Data for the task:

* * * * * * *

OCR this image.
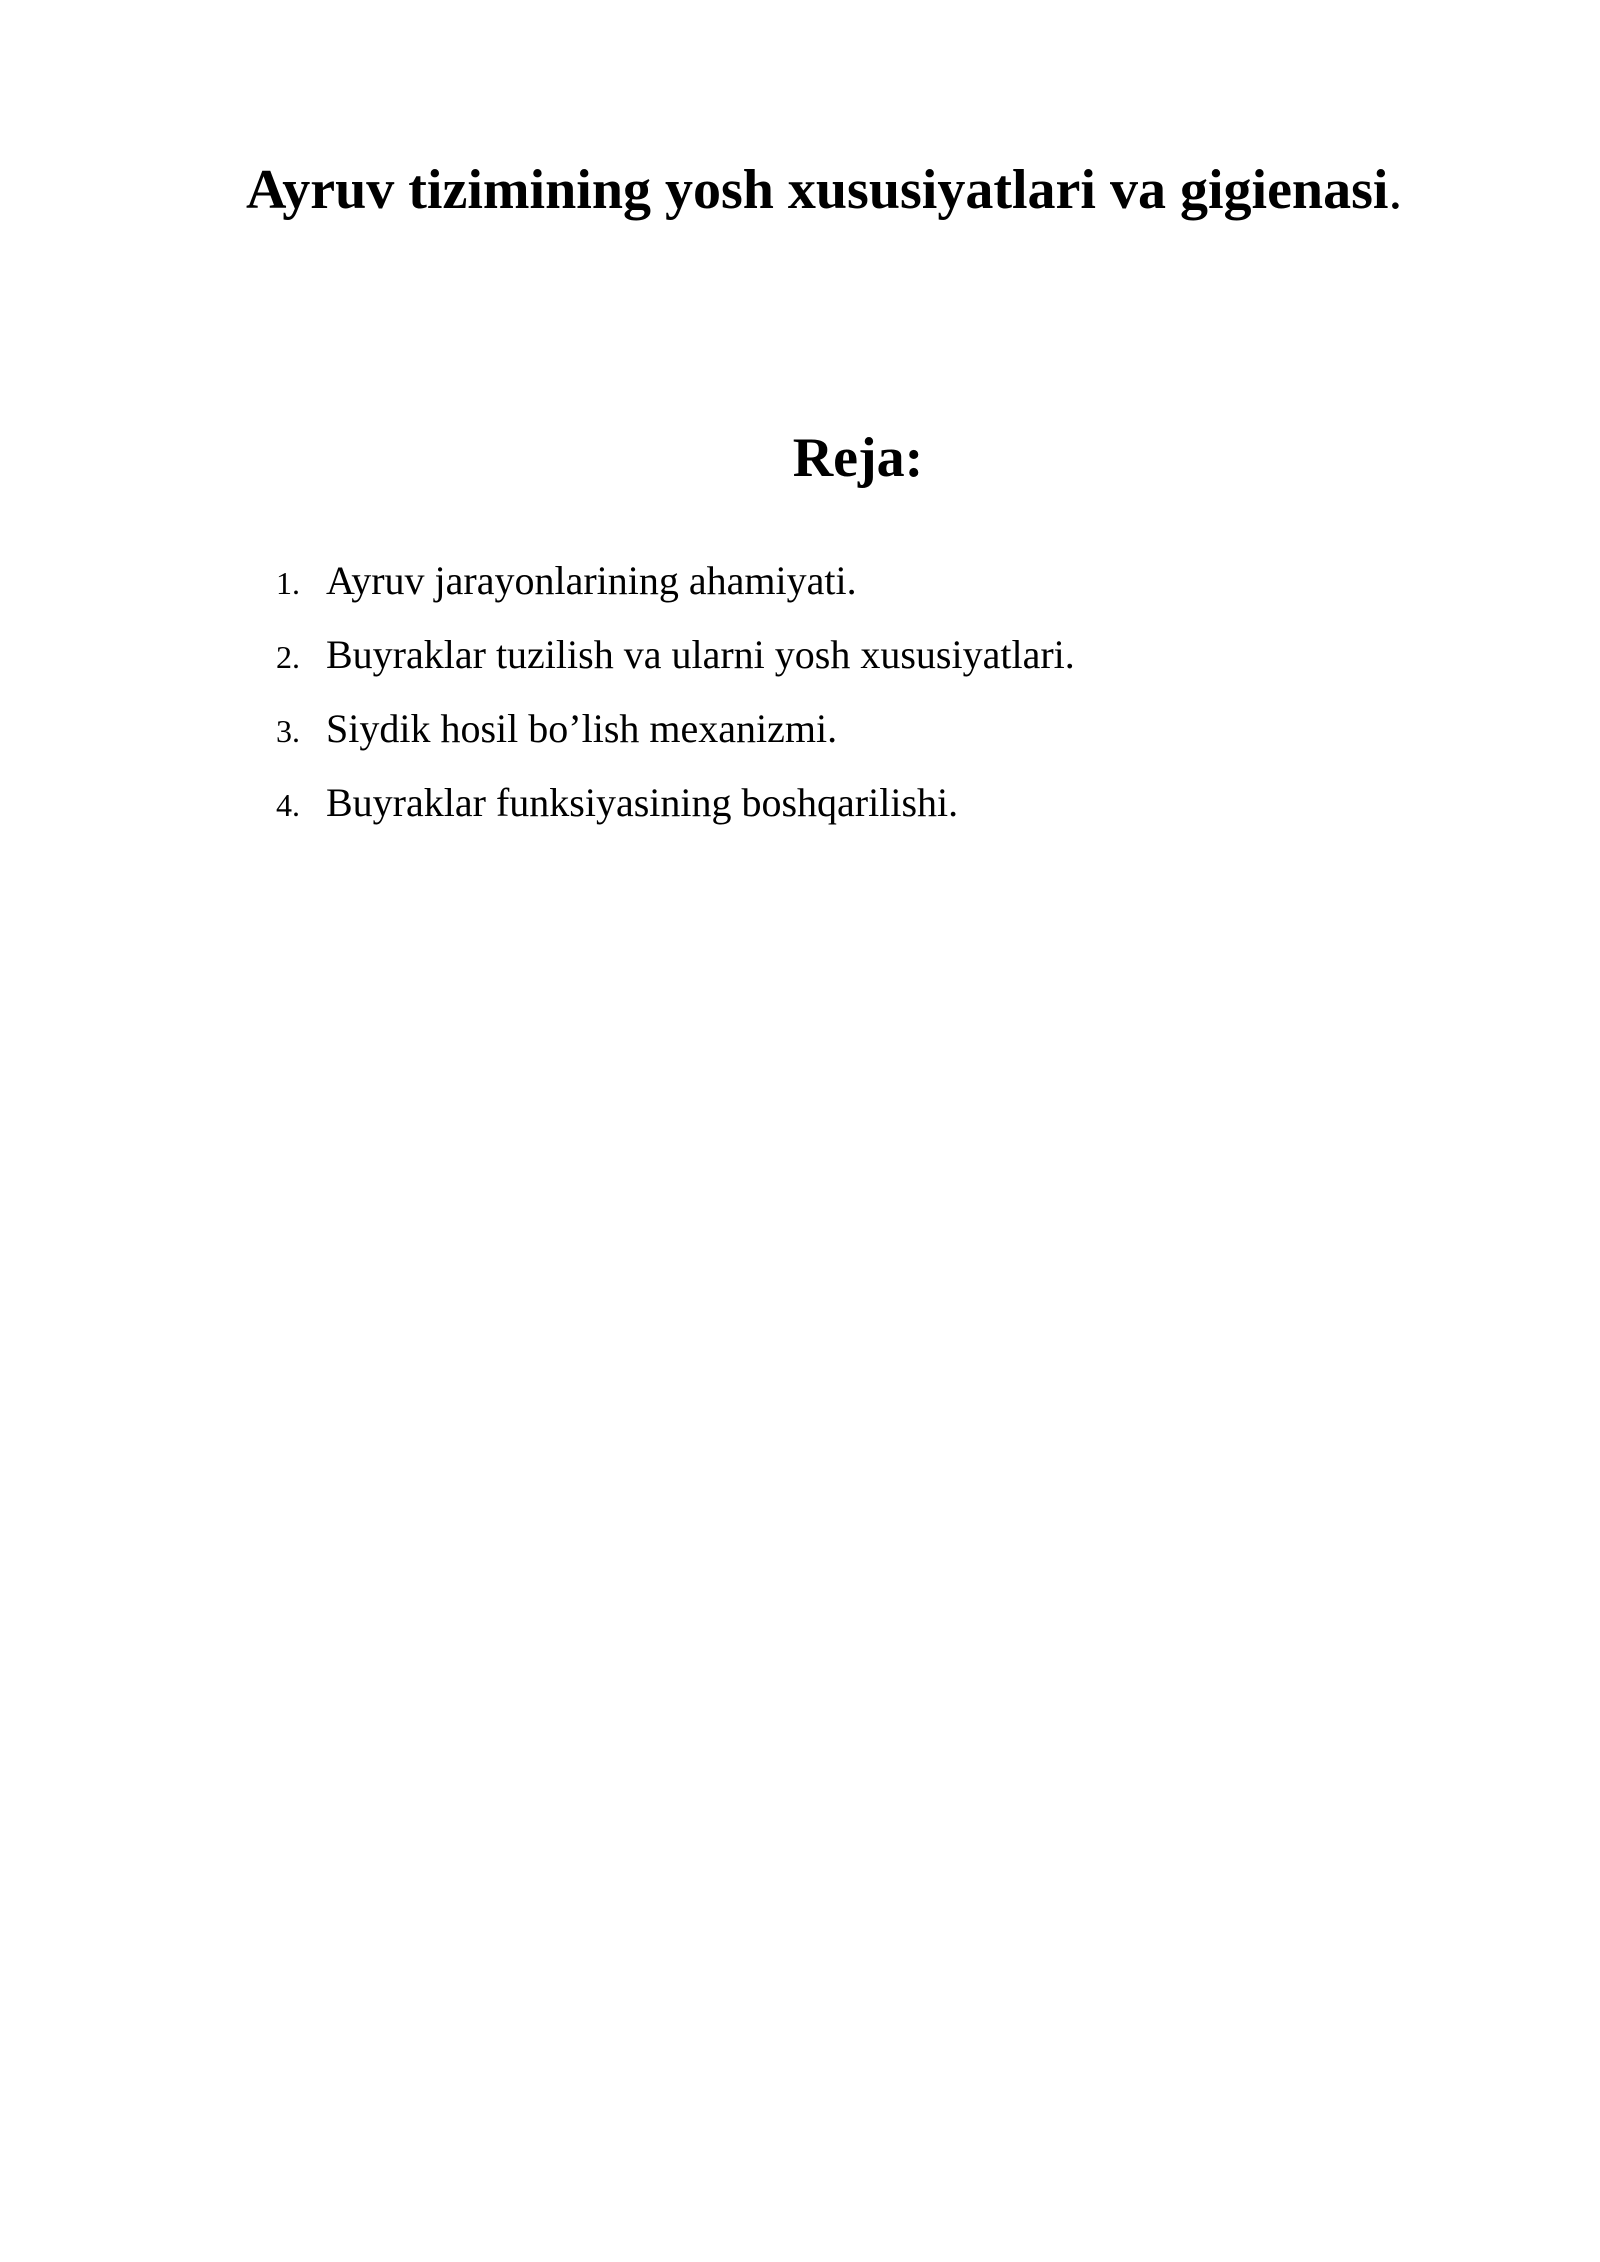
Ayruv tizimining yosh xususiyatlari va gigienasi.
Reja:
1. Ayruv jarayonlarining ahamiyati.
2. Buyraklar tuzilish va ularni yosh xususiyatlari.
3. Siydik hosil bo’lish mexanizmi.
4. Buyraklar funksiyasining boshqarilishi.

* * * * * * *

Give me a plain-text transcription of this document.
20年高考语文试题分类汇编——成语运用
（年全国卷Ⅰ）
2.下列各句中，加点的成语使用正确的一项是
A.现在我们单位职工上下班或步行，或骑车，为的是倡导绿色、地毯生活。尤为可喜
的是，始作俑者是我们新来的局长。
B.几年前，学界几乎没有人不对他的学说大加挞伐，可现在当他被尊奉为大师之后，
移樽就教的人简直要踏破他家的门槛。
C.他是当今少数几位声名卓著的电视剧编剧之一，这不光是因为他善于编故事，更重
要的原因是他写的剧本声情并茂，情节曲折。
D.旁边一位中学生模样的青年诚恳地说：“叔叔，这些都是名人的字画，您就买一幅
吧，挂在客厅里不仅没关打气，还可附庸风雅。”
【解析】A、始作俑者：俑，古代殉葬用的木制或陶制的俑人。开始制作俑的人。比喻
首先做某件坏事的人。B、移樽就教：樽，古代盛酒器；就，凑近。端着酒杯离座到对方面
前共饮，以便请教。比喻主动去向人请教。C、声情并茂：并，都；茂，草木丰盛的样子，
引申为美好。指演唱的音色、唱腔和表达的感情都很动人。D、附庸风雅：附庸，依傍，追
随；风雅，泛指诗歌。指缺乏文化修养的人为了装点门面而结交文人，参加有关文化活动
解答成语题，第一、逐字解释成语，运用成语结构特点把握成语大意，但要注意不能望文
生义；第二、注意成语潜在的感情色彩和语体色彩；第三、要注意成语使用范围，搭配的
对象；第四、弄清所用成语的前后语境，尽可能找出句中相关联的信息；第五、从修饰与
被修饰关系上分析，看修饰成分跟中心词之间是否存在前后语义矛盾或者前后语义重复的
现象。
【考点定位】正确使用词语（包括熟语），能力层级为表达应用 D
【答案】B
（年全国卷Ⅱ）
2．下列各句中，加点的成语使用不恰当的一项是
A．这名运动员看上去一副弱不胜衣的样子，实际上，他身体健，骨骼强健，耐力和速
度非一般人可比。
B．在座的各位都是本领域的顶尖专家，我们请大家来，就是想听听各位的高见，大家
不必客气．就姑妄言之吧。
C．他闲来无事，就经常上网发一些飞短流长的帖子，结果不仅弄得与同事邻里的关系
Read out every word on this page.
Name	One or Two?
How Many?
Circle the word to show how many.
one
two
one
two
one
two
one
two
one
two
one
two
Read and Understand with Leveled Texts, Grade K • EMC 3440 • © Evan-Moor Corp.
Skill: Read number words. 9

* * * * * * *

Pick out every line of the listing containing the word "this", and show those lines.

OCR this image.
Give me a plain-text transcription of this document.
Read out every word on this page.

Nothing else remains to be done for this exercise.